Task statement –
Identify each line containing the word "reset" and copy it.

::::

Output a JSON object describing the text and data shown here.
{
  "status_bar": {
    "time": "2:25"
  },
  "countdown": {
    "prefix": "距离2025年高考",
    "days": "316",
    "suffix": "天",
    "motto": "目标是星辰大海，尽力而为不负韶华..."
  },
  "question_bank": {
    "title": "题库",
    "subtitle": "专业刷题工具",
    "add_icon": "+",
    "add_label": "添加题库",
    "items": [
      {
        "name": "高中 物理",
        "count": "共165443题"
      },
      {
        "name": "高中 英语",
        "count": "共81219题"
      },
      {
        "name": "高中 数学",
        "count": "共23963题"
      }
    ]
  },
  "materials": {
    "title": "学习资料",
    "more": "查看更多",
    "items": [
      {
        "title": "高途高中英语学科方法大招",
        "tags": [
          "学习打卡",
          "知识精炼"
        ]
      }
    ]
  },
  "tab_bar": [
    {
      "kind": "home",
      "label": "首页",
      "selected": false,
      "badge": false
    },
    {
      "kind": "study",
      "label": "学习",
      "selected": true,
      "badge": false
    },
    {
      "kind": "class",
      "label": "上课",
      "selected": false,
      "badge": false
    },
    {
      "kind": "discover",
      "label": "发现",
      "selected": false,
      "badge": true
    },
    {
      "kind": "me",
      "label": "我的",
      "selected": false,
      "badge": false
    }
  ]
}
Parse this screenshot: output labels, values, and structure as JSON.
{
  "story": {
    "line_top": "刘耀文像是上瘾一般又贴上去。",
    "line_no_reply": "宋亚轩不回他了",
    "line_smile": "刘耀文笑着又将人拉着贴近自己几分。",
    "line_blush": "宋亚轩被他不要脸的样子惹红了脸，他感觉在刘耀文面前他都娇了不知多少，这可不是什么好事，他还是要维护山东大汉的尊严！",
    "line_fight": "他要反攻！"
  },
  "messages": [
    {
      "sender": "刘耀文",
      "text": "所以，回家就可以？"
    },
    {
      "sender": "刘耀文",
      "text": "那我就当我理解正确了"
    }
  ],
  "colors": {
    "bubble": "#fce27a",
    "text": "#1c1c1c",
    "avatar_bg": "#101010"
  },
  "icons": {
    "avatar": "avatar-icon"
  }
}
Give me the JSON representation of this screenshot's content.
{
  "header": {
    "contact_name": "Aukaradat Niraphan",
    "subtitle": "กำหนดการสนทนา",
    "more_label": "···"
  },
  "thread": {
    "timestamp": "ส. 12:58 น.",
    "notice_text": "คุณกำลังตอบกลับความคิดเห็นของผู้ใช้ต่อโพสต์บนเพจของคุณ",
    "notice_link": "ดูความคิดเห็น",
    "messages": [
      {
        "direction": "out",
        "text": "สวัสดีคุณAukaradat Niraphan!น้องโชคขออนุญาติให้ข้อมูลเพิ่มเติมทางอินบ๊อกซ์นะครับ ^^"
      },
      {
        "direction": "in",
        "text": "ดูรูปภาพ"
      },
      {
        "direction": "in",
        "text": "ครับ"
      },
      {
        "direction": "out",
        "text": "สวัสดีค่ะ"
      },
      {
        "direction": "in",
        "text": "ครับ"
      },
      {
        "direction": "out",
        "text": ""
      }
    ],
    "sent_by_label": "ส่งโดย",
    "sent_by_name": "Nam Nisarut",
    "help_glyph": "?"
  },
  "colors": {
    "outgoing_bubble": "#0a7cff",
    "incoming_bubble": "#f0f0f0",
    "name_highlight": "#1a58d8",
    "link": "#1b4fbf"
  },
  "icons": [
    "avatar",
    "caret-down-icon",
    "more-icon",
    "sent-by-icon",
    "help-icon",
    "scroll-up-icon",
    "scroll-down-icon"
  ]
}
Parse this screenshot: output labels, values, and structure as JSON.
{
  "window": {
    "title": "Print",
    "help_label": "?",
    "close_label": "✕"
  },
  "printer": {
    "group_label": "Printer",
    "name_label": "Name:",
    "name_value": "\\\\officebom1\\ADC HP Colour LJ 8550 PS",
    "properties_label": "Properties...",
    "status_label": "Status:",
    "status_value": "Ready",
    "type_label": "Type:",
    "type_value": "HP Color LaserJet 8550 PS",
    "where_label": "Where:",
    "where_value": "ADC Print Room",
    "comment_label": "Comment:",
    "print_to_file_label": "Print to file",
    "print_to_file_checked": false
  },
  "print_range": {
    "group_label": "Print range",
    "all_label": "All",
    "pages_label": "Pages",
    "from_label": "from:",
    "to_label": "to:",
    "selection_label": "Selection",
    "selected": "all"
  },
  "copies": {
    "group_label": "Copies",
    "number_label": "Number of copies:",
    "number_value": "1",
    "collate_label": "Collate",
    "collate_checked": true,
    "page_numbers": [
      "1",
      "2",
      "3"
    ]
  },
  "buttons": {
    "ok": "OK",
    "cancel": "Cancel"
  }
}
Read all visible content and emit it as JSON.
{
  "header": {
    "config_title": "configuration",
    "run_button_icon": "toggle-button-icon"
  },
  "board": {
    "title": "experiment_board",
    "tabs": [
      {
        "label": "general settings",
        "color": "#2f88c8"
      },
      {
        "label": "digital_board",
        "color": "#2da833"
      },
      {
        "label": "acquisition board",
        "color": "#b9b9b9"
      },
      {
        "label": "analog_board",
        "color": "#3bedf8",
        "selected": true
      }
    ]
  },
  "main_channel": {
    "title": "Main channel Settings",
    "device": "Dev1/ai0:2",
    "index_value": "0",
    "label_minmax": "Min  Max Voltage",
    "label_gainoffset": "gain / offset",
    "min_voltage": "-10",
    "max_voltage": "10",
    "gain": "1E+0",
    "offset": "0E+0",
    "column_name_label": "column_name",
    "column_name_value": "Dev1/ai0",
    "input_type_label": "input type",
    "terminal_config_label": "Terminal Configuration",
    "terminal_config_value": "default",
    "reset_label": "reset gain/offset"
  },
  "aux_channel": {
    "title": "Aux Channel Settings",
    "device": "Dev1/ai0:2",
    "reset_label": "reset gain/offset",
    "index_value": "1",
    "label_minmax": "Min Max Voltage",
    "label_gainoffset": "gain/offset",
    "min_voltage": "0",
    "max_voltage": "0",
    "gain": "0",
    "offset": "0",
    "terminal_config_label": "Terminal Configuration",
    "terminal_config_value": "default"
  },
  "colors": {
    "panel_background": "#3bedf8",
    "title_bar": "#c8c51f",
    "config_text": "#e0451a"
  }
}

::::

Completed task –
    "reset_label": "reset gain/offset"
    "reset_label": "reset gain/offset",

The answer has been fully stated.